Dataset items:
※ ※ ※

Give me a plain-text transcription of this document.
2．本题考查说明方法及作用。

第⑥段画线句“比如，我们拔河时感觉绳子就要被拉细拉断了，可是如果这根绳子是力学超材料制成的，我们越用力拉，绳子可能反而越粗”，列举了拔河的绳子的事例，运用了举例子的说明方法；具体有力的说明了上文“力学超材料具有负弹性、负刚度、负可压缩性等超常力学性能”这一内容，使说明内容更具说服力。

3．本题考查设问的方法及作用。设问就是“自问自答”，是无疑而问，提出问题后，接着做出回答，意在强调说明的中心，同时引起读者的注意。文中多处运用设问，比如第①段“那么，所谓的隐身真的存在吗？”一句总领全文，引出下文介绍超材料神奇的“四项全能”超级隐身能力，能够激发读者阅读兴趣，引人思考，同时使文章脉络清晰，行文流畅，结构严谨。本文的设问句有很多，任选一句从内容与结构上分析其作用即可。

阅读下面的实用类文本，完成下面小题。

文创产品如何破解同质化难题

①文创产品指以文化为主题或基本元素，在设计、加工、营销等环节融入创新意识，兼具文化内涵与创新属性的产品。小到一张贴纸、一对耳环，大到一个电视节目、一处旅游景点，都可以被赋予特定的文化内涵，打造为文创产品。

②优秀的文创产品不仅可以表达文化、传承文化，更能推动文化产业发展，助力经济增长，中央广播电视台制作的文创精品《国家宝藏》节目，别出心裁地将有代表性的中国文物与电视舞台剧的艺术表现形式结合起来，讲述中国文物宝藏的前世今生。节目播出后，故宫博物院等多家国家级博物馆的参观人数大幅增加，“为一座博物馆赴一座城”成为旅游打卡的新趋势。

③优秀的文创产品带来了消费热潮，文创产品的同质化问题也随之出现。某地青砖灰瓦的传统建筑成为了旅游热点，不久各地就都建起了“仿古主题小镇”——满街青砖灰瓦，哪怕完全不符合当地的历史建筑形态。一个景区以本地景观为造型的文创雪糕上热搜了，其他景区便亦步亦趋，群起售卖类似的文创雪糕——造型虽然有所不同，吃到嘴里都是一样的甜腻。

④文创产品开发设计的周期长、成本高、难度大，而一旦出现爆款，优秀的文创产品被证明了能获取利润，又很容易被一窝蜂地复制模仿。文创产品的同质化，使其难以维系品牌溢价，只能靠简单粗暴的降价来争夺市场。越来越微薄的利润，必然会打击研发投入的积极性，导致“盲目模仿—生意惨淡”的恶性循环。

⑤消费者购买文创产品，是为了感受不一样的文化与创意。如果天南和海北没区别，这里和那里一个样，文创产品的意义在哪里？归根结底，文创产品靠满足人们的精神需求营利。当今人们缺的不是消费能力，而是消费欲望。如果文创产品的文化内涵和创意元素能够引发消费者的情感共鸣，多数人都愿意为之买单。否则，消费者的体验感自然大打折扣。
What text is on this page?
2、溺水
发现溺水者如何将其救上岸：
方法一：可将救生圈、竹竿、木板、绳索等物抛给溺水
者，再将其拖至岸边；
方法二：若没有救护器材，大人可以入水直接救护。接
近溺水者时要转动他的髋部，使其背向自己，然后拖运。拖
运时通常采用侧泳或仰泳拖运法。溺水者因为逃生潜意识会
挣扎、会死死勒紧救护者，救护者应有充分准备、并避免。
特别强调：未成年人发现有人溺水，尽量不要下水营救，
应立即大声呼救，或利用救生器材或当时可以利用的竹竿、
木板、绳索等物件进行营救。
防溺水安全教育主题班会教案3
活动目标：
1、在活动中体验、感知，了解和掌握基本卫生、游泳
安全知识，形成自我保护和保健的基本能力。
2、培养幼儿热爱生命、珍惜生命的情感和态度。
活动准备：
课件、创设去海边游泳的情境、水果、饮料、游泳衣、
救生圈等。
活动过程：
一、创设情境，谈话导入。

※ ※ ※

> [Exercise details]:
In the listing above, find the line containing "What text is on this page?" and please quote exactly that line through the last one, and no other lines.

> [Exercise result]:
What text is on this page?
2、溺水
发现溺水者如何将其救上岸：
方法一：可将救生圈、竹竿、木板、绳索等物抛给溺水
者，再将其拖至岸边；
方法二：若没有救护器材，大人可以入水直接救护。接
近溺水者时要转动他的髋部，使其背向自己，然后拖运。拖
运时通常采用侧泳或仰泳拖运法。溺水者因为逃生潜意识会
挣扎、会死死勒紧救护者，救护者应有充分准备、并避免。
特别强调：未成年人发现有人溺水，尽量不要下水营救，
应立即大声呼救，或利用救生器材或当时可以利用的竹竿、
木板、绳索等物件进行营救。
防溺水安全教育主题班会教案3
活动目标：
1、在活动中体验、感知，了解和掌握基本卫生、游泳
安全知识，形成自我保护和保健的基本能力。
2、培养幼儿热爱生命、珍惜生命的情感和态度。
活动准备：
课件、创设去海边游泳的情境、水果、饮料、游泳衣、
救生圈等。
活动过程：
一、创设情境，谈话导入。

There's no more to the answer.